**DESCRIPTION OF THE TASK:** Wherever a line in the data below holds "encoder", copy that line.
[START OF PROVIDED DATA]
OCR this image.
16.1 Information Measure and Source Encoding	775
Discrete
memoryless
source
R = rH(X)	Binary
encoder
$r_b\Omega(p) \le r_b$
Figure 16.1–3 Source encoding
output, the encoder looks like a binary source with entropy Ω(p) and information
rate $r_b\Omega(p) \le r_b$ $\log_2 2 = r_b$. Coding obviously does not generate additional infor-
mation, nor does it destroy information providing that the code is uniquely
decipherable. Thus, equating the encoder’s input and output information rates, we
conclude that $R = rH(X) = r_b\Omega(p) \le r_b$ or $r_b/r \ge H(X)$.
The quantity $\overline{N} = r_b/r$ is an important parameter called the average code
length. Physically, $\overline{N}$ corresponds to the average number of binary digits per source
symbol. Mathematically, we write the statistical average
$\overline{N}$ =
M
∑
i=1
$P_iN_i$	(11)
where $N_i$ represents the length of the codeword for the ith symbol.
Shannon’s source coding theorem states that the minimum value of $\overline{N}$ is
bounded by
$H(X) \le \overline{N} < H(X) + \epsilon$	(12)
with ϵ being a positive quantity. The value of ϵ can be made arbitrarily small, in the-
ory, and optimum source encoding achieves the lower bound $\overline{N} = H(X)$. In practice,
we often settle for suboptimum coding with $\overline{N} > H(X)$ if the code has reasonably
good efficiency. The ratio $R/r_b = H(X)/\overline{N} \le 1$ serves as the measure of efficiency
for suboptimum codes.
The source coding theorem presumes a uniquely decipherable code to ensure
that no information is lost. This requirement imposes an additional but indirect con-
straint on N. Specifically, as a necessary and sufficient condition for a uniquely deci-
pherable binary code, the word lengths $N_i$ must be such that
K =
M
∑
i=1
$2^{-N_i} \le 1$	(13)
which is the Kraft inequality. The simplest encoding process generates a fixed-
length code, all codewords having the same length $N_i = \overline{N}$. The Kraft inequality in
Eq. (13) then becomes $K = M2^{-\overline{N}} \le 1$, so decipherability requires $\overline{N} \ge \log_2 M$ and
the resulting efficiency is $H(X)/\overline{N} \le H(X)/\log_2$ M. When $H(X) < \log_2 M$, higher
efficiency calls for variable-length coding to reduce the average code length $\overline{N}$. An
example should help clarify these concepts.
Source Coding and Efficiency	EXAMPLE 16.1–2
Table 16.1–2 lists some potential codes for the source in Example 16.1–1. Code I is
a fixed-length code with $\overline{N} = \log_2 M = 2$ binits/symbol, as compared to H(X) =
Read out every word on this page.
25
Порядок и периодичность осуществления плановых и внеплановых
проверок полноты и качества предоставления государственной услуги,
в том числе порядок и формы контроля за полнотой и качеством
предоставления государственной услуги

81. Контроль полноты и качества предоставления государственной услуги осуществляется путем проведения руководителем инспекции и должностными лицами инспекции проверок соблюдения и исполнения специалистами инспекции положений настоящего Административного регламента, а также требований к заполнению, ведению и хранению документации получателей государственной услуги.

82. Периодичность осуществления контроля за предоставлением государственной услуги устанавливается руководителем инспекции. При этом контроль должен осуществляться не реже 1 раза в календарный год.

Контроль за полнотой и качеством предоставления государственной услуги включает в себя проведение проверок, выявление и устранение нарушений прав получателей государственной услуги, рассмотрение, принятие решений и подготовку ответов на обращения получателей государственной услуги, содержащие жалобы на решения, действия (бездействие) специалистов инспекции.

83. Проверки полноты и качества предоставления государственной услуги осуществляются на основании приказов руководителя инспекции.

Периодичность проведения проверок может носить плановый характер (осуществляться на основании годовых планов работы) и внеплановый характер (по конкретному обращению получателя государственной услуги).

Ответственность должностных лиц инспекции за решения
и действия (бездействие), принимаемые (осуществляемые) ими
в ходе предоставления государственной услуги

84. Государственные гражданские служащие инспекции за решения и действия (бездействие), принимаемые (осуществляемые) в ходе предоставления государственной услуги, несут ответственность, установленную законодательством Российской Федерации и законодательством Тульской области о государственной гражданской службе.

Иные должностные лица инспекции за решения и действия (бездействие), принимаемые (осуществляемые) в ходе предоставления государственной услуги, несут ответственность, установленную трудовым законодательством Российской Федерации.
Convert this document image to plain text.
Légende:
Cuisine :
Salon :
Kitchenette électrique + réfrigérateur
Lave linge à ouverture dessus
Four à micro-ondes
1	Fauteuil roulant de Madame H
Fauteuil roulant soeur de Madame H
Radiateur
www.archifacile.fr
[END OF PROVIDED DATA]
**SOLUTION FOR THIS EXERCISE:**
encoder
output, the encoder looks like a binary source with entropy Ω(p) and information
decipherable. Thus, equating the encoder’s input and output information rates, we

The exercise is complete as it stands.